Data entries
+ + + + +

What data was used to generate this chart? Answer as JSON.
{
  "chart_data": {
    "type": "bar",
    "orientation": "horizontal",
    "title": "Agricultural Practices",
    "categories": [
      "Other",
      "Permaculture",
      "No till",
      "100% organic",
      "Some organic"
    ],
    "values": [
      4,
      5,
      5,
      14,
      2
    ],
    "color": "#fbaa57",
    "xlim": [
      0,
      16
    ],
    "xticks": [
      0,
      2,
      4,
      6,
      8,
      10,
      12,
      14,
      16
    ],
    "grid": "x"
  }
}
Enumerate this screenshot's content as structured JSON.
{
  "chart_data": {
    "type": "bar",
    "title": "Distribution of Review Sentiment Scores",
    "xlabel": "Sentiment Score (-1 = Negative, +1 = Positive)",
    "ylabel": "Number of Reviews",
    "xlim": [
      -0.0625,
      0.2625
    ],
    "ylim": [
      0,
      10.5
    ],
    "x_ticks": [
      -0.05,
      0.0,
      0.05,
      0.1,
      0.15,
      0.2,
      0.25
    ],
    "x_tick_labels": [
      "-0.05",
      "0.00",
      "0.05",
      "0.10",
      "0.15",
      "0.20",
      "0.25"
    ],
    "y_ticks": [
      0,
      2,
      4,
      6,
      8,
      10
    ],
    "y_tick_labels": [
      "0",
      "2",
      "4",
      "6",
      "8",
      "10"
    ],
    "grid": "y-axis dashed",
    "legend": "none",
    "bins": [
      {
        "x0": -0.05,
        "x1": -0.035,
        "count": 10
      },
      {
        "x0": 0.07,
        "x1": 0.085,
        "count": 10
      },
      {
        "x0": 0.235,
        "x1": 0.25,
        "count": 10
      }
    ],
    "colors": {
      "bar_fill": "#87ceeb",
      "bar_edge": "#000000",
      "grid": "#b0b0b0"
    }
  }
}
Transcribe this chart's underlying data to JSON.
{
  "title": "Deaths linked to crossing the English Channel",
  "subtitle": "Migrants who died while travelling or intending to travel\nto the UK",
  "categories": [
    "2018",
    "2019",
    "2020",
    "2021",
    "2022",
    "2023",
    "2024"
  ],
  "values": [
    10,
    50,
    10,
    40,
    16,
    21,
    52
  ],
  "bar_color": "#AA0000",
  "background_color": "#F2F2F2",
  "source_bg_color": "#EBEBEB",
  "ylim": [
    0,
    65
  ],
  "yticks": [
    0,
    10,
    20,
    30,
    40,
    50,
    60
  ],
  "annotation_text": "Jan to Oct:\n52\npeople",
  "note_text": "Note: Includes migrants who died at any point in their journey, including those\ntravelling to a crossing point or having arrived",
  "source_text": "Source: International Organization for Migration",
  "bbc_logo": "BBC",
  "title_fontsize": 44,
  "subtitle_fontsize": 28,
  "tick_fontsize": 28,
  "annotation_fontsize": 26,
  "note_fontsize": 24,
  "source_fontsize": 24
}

+ + + + +

- Short exercise -
In the entries above, find every line with the word "grid" and list it.

- Result -
    "grid": "x"
    "grid": "y-axis dashed",
      "grid": "#b0b0b0"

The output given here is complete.